**EXERCISE REQUIREMENTS:** Scan the lines below for the string "from" and copy every one that has it.

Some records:
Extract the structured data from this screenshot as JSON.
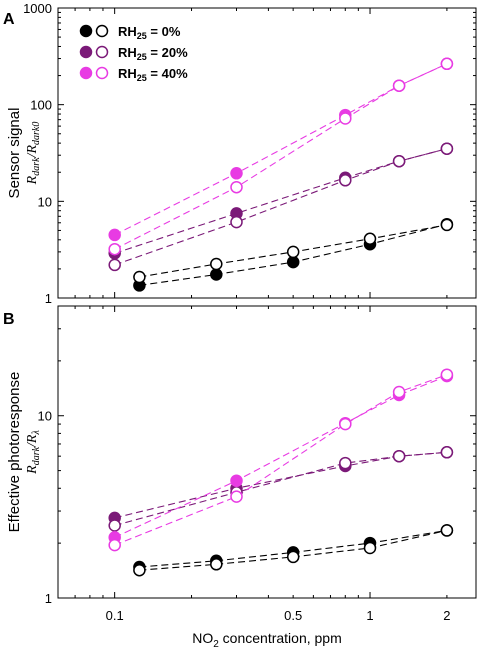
{
  "chart_data": [
    {
      "type": "scatter",
      "panel_label": "A",
      "ylabel_line1": "Sensor signal",
      "ylabel_line2_num": "R",
      "ylabel_line2_num_sub": "dark",
      "ylabel_line2_den": "R",
      "ylabel_line2_den_sub": "dark0",
      "yscale": "log",
      "xscale": "log",
      "xlim": [
        0.06,
        2.6
      ],
      "ylim": [
        1,
        1000
      ],
      "yticks": [
        1,
        10,
        100,
        1000
      ],
      "ytick_labels": [
        "1",
        "10",
        "100",
        "1000"
      ],
      "legend": {
        "placement": "top-left",
        "entries": [
          {
            "prefix": "RH",
            "sub": "25",
            "suffix": " = 0%",
            "color": "#000000"
          },
          {
            "prefix": "RH",
            "sub": "25",
            "suffix": " = 20%",
            "color": "#7b1a78"
          },
          {
            "prefix": "RH",
            "sub": "25",
            "suffix": " = 40%",
            "color": "#e83be3"
          }
        ]
      },
      "series": [
        {
          "group": 0,
          "filled": true,
          "color": "#000000",
          "x": [
            0.125,
            0.25,
            0.5,
            1,
            2
          ],
          "y": [
            1.35,
            1.75,
            2.35,
            3.6,
            5.8
          ]
        },
        {
          "group": 0,
          "filled": false,
          "color": "#000000",
          "x": [
            0.125,
            0.25,
            0.5,
            1,
            2
          ],
          "y": [
            1.65,
            2.25,
            3.0,
            4.1,
            5.7
          ]
        },
        {
          "group": 1,
          "filled": true,
          "color": "#7b1a78",
          "x": [
            0.1,
            0.3,
            0.8,
            1.3,
            2
          ],
          "y": [
            2.9,
            7.5,
            17.5,
            26,
            35
          ]
        },
        {
          "group": 1,
          "filled": false,
          "color": "#7b1a78",
          "x": [
            0.1,
            0.3,
            0.8,
            1.3,
            2
          ],
          "y": [
            2.2,
            6.1,
            16.5,
            26,
            35
          ]
        },
        {
          "group": 2,
          "filled": true,
          "color": "#e83be3",
          "x": [
            0.1,
            0.3,
            0.8,
            1.3,
            2
          ],
          "y": [
            4.5,
            19.5,
            78,
            157,
            265
          ]
        },
        {
          "group": 2,
          "filled": false,
          "color": "#e83be3",
          "x": [
            0.1,
            0.3,
            0.8,
            1.3,
            2
          ],
          "y": [
            3.2,
            14,
            72,
            157,
            265
          ]
        }
      ]
    },
    {
      "type": "scatter",
      "panel_label": "B",
      "ylabel_line1": "Effective photoresponse",
      "ylabel_line2_num": "R",
      "ylabel_line2_num_sub": "dark",
      "ylabel_line2_den": "R",
      "ylabel_line2_den_sub": "λ",
      "yscale": "log",
      "xscale": "log",
      "xlim": [
        0.06,
        2.6
      ],
      "ylim": [
        1,
        40
      ],
      "yticks": [
        1,
        10
      ],
      "ytick_labels": [
        "1",
        "10"
      ],
      "xticks": [
        0.1,
        0.5,
        1,
        2
      ],
      "xtick_labels": [
        "0.1",
        "0.5",
        "1",
        "2"
      ],
      "xlabel_prefix": "NO",
      "xlabel_sub": "2",
      "xlabel_suffix": " concentration, ppm",
      "series": [
        {
          "group": 0,
          "filled": true,
          "color": "#000000",
          "x": [
            0.125,
            0.25,
            0.5,
            1,
            2
          ],
          "y": [
            1.48,
            1.6,
            1.78,
            2.0,
            2.35
          ]
        },
        {
          "group": 0,
          "filled": false,
          "color": "#000000",
          "x": [
            0.125,
            0.25,
            0.5,
            1,
            2
          ],
          "y": [
            1.42,
            1.53,
            1.68,
            1.88,
            2.35
          ]
        },
        {
          "group": 1,
          "filled": true,
          "color": "#7b1a78",
          "x": [
            0.1,
            0.3,
            0.8,
            1.3,
            2
          ],
          "y": [
            2.75,
            4.0,
            5.3,
            6.0,
            6.3
          ]
        },
        {
          "group": 1,
          "filled": false,
          "color": "#7b1a78",
          "x": [
            0.1,
            0.3,
            0.8,
            1.3,
            2
          ],
          "y": [
            2.5,
            3.8,
            5.5,
            6.0,
            6.3
          ]
        },
        {
          "group": 2,
          "filled": true,
          "color": "#e83be3",
          "x": [
            0.1,
            0.3,
            0.8,
            1.3,
            2
          ],
          "y": [
            2.15,
            4.4,
            9.1,
            13.0,
            16.5
          ]
        },
        {
          "group": 2,
          "filled": false,
          "color": "#e83be3",
          "x": [
            0.1,
            0.3,
            0.8,
            1.3,
            2
          ],
          "y": [
            1.95,
            3.6,
            9.0,
            13.5,
            16.8
          ]
        }
      ]
    }
  ]
}
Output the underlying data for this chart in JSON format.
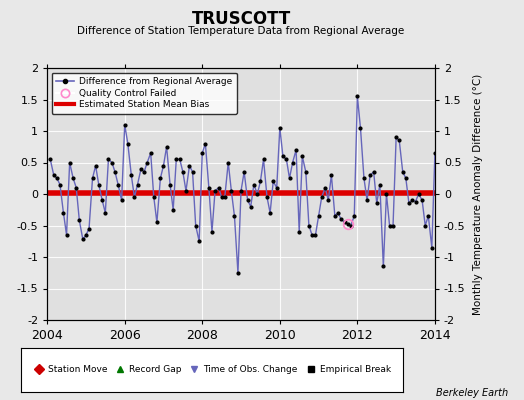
{
  "title": "TRUSCOTT",
  "subtitle": "Difference of Station Temperature Data from Regional Average",
  "ylabel": "Monthly Temperature Anomaly Difference (°C)",
  "xlabel_bottom": "Berkeley Earth",
  "xlim": [
    2004,
    2014
  ],
  "ylim": [
    -2,
    2
  ],
  "yticks": [
    -2,
    -1.5,
    -1,
    -0.5,
    0,
    0.5,
    1,
    1.5,
    2
  ],
  "xticks": [
    2004,
    2006,
    2008,
    2010,
    2012,
    2014
  ],
  "bias_value": 0.02,
  "background_color": "#e8e8e8",
  "plot_bg_color": "#e0e0e0",
  "line_color": "#6666bb",
  "bias_color": "#dd0000",
  "qc_fail_x": [
    2011.75
  ],
  "qc_fail_y": [
    -0.48
  ],
  "time_series": {
    "x": [
      2004.08,
      2004.17,
      2004.25,
      2004.33,
      2004.42,
      2004.5,
      2004.58,
      2004.67,
      2004.75,
      2004.83,
      2004.92,
      2005.0,
      2005.08,
      2005.17,
      2005.25,
      2005.33,
      2005.42,
      2005.5,
      2005.58,
      2005.67,
      2005.75,
      2005.83,
      2005.92,
      2006.0,
      2006.08,
      2006.17,
      2006.25,
      2006.33,
      2006.42,
      2006.5,
      2006.58,
      2006.67,
      2006.75,
      2006.83,
      2006.92,
      2007.0,
      2007.08,
      2007.17,
      2007.25,
      2007.33,
      2007.42,
      2007.5,
      2007.58,
      2007.67,
      2007.75,
      2007.83,
      2007.92,
      2008.0,
      2008.08,
      2008.17,
      2008.25,
      2008.33,
      2008.42,
      2008.5,
      2008.58,
      2008.67,
      2008.75,
      2008.83,
      2008.92,
      2009.0,
      2009.08,
      2009.17,
      2009.25,
      2009.33,
      2009.42,
      2009.5,
      2009.58,
      2009.67,
      2009.75,
      2009.83,
      2009.92,
      2010.0,
      2010.08,
      2010.17,
      2010.25,
      2010.33,
      2010.42,
      2010.5,
      2010.58,
      2010.67,
      2010.75,
      2010.83,
      2010.92,
      2011.0,
      2011.08,
      2011.17,
      2011.25,
      2011.33,
      2011.42,
      2011.5,
      2011.58,
      2011.67,
      2011.75,
      2011.83,
      2011.92,
      2012.0,
      2012.08,
      2012.17,
      2012.25,
      2012.33,
      2012.42,
      2012.5,
      2012.58,
      2012.67,
      2012.75,
      2012.83,
      2012.92,
      2013.0,
      2013.08,
      2013.17,
      2013.25,
      2013.33,
      2013.42,
      2013.5,
      2013.58,
      2013.67,
      2013.75,
      2013.83,
      2013.92,
      2014.0
    ],
    "y": [
      0.55,
      0.3,
      0.25,
      0.15,
      -0.3,
      -0.65,
      0.5,
      0.25,
      0.1,
      -0.42,
      -0.72,
      -0.65,
      -0.55,
      0.25,
      0.45,
      0.15,
      -0.1,
      -0.3,
      0.55,
      0.5,
      0.35,
      0.15,
      -0.1,
      1.1,
      0.8,
      0.3,
      -0.05,
      0.15,
      0.4,
      0.35,
      0.5,
      0.65,
      -0.05,
      -0.45,
      0.25,
      0.45,
      0.75,
      0.15,
      -0.25,
      0.55,
      0.55,
      0.35,
      0.05,
      0.45,
      0.35,
      -0.5,
      -0.75,
      0.65,
      0.8,
      0.1,
      -0.6,
      0.05,
      0.1,
      -0.05,
      -0.05,
      0.5,
      0.05,
      -0.35,
      -1.25,
      0.05,
      0.35,
      -0.1,
      -0.2,
      0.15,
      0.0,
      0.2,
      0.55,
      -0.05,
      -0.3,
      0.2,
      0.1,
      1.05,
      0.6,
      0.55,
      0.25,
      0.5,
      0.7,
      -0.6,
      0.6,
      0.35,
      -0.5,
      -0.65,
      -0.65,
      -0.35,
      -0.05,
      0.1,
      -0.1,
      0.3,
      -0.35,
      -0.3,
      -0.4,
      -0.45,
      -0.48,
      -0.5,
      -0.35,
      1.55,
      1.05,
      0.25,
      -0.1,
      0.3,
      0.35,
      -0.15,
      0.15,
      -1.15,
      0.0,
      -0.5,
      -0.5,
      0.9,
      0.85,
      0.35,
      0.25,
      -0.15,
      -0.1,
      -0.12,
      0.0,
      -0.1,
      -0.5,
      -0.35,
      -0.85,
      0.65
    ]
  }
}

**RESPONSE TO THIS EXERCISE:**
Extract the structured data from this screenshot as JSON.
  "subtitle": "Difference of Station Temperature Data from Regional Average",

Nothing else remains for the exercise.